▶ _What is required_
Repeat the material verbatim. Images are excluded from the copy.

[Input data start]

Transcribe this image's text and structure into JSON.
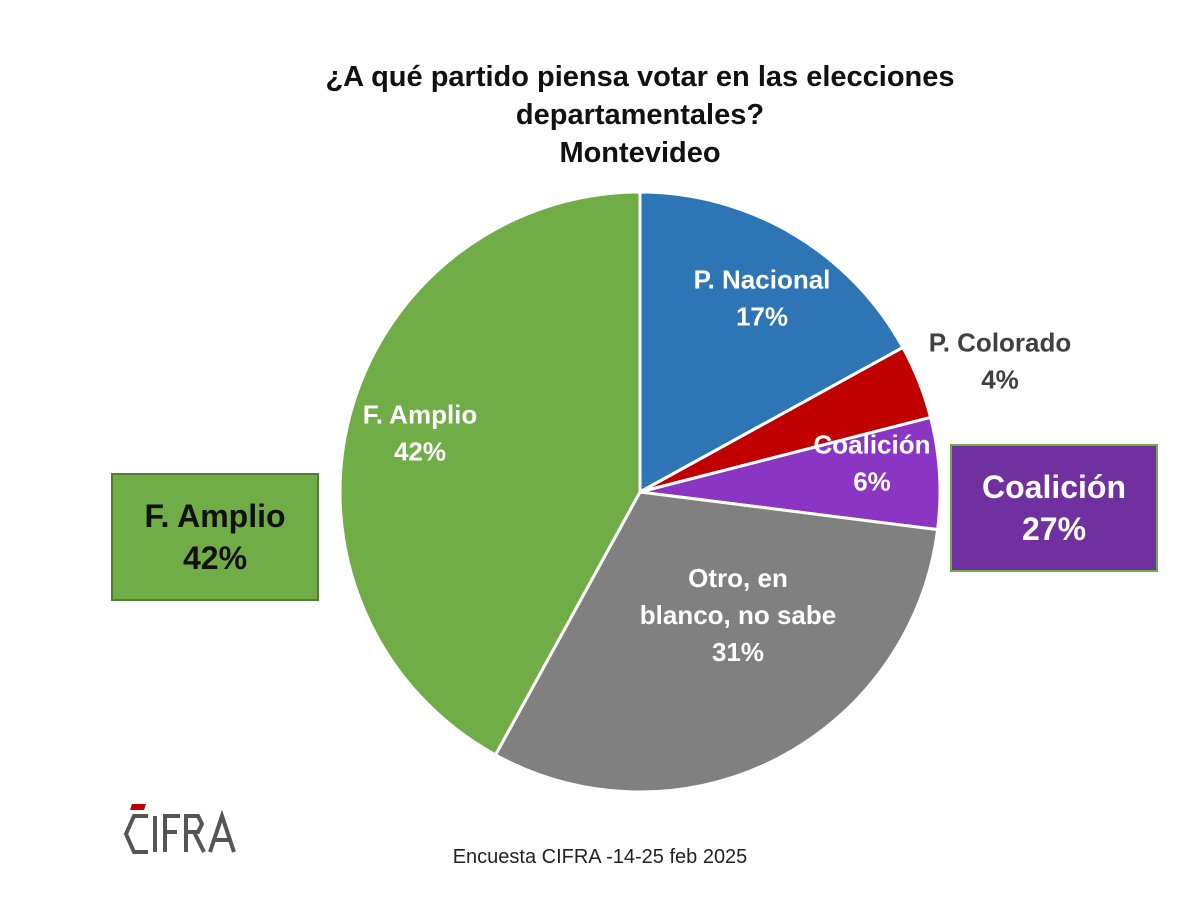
{
  "chart_data": {
    "type": "pie",
    "title": [
      "¿A qué partido piensa votar en las elecciones",
      "departamentales?",
      "Montevideo"
    ],
    "slices": [
      {
        "label_lines": [
          "P. Nacional",
          "17%"
        ],
        "value": 17,
        "color": "#2e75b6",
        "text_color": "#ffffff",
        "label_inside": true
      },
      {
        "label_lines": [
          "P. Colorado",
          "4%"
        ],
        "value": 4,
        "color": "#c00000",
        "text_color": "#404040",
        "label_inside": false
      },
      {
        "label_lines": [
          "Coalición",
          "6%"
        ],
        "value": 6,
        "color": "#8b35c4",
        "text_color": "#ffffff",
        "label_inside": true
      },
      {
        "label_lines": [
          "Otro, en",
          "blanco, no sabe",
          "31%"
        ],
        "value": 31,
        "color": "#808080",
        "text_color": "#ffffff",
        "label_inside": true
      },
      {
        "label_lines": [
          "F. Amplio",
          "42%"
        ],
        "value": 42,
        "color": "#70ad47",
        "text_color": "#ffffff",
        "label_inside": true
      }
    ],
    "start_angle": "12 o'clock",
    "direction": "clockwise",
    "callouts": [
      {
        "label": "F. Amplio",
        "value": "42%",
        "color": "#70ad47",
        "position": "left"
      },
      {
        "label": "Coalición",
        "value": "27%",
        "color": "#7030a0",
        "position": "right"
      }
    ]
  },
  "source": "Encuesta CIFRA -14-25 feb 2025",
  "logo": {
    "text": "CIFRA",
    "accent_color": "#c00000"
  }
}
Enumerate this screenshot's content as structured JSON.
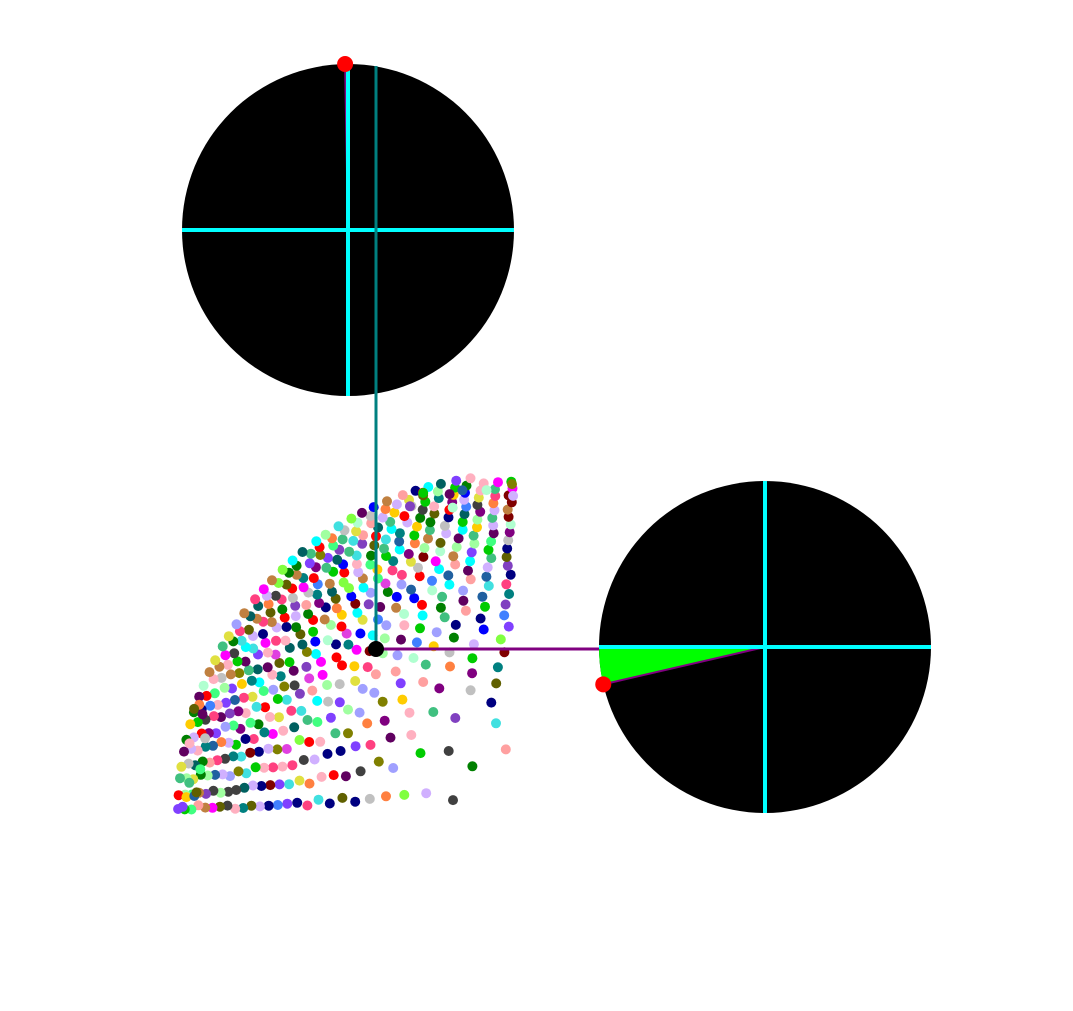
{
  "colors": {
    "background": "#ffffff",
    "disc_fill": "#000000",
    "crosshair": "#00ffff",
    "vertical_link": "#008080",
    "horizontal_link": "#800080",
    "sector_fill": "#00ff00",
    "marker": "#ff0000",
    "center_point": "#000000"
  },
  "dial_top": {
    "marker_angle_deg": 91,
    "sector_fill": "#00ff00"
  },
  "dial_right": {
    "marker_angle_deg": 193,
    "sector_fill": "#00ff00"
  },
  "scatter": {
    "shape": "quarter-annulus of colored dots",
    "dot_palette": [
      "#ff0000",
      "#00cc00",
      "#0000ff",
      "#ff00ff",
      "#00ffff",
      "#ffcc00",
      "#800000",
      "#008000",
      "#000080",
      "#808000",
      "#800080",
      "#008080",
      "#ff8040",
      "#40ff80",
      "#8040ff",
      "#ff4080",
      "#80ff40",
      "#4080ff",
      "#c0c0c0",
      "#404040",
      "#ffb0c0",
      "#b0ffd0",
      "#d0b0ff",
      "#c08040",
      "#40c080",
      "#8040c0",
      "#e0e040",
      "#40e0e0",
      "#e040e0",
      "#606000",
      "#006060",
      "#600060",
      "#a0a0ff",
      "#ffa0a0",
      "#a0ffa0",
      "#2060a0"
    ]
  }
}
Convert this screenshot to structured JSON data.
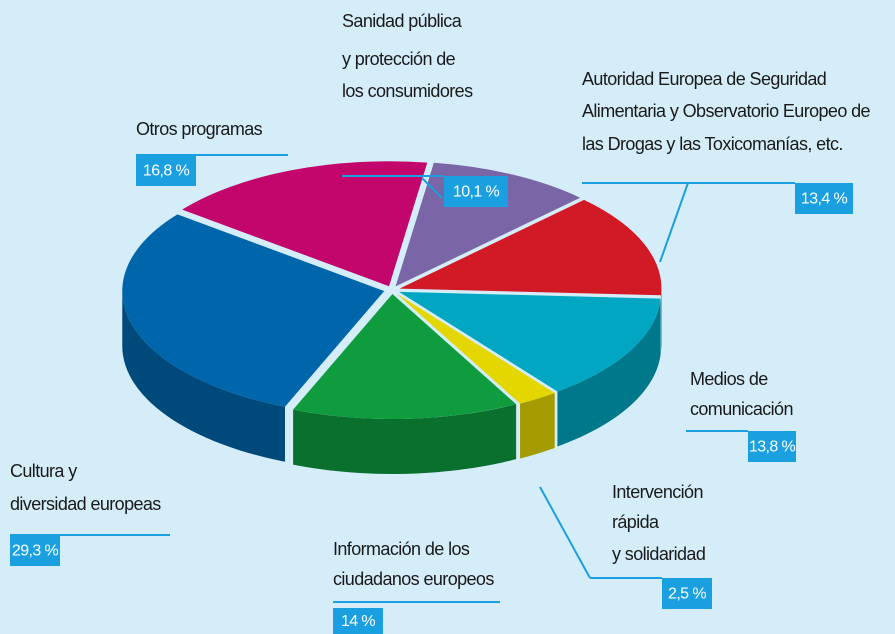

[Input data end]

▶ _Exercise solution_
Transcribe this image's text and structure into JSON.
{
  "chart_data": {
    "type": "pie",
    "title": [
      "¿A qué partido piensa votar en las elecciones",
      "departamentales?",
      "Montevideo"
    ],
    "slices": [
      {
        "label_lines": [
          "P. Nacional",
          "17%"
        ],
        "value": 17,
        "color": "#2e75b6",
        "text_color": "#ffffff",
        "label_inside": true
      },
      {
        "label_lines": [
          "P. Colorado",
          "4%"
        ],
        "value": 4,
        "color": "#c00000",
        "text_color": "#404040",
        "label_inside": false
      },
      {
        "label_lines": [
          "Coalición",
          "6%"
        ],
        "value": 6,
        "color": "#8b35c4",
        "text_color": "#ffffff",
        "label_inside": true
      },
      {
        "label_lines": [
          "Otro, en",
          "blanco, no sabe",
          "31%"
        ],
        "value": 31,
        "color": "#808080",
        "text_color": "#ffffff",
        "label_inside": true
      },
      {
        "label_lines": [
          "F. Amplio",
          "42%"
        ],
        "value": 42,
        "color": "#70ad47",
        "text_color": "#ffffff",
        "label_inside": true
      }
    ],
    "start_angle": "12 o'clock",
    "direction": "clockwise",
    "callouts": [
      {
        "label": "F. Amplio",
        "value": "42%",
        "color": "#70ad47",
        "position": "left"
      },
      {
        "label": "Coalición",
        "value": "27%",
        "color": "#7030a0",
        "position": "right"
      }
    ]
  },
  "source": "Encuesta CIFRA -14-25 feb 2025",
  "logo": {
    "text": "CIFRA",
    "accent_color": "#c00000"
  }
}
Enumerate this screenshot's content as structured JSON.
{
  "colors": {
    "background": "#ffffff",
    "disc_fill": "#000000",
    "crosshair": "#00ffff",
    "vertical_link": "#008080",
    "horizontal_link": "#800080",
    "sector_fill": "#00ff00",
    "marker": "#ff0000",
    "center_point": "#000000"
  },
  "dial_top": {
    "marker_angle_deg": 91,
    "sector_fill": "#00ff00"
  },
  "dial_right": {
    "marker_angle_deg": 193,
    "sector_fill": "#00ff00"
  },
  "scatter": {
    "shape": "quarter-annulus of colored dots",
    "dot_palette": [
      "#ff0000",
      "#00cc00",
      "#0000ff",
      "#ff00ff",
      "#00ffff",
      "#ffcc00",
      "#800000",
      "#008000",
      "#000080",
      "#808000",
      "#800080",
      "#008080",
      "#ff8040",
      "#40ff80",
      "#8040ff",
      "#ff4080",
      "#80ff40",
      "#4080ff",
      "#c0c0c0",
      "#404040",
      "#ffb0c0",
      "#b0ffd0",
      "#d0b0ff",
      "#c08040",
      "#40c080",
      "#8040c0",
      "#e0e040",
      "#40e0e0",
      "#e040e0",
      "#606000",
      "#006060",
      "#600060",
      "#a0a0ff",
      "#ffa0a0",
      "#a0ffa0",
      "#2060a0"
    ]
  }
}
Convert this screenshot to structured JSON data.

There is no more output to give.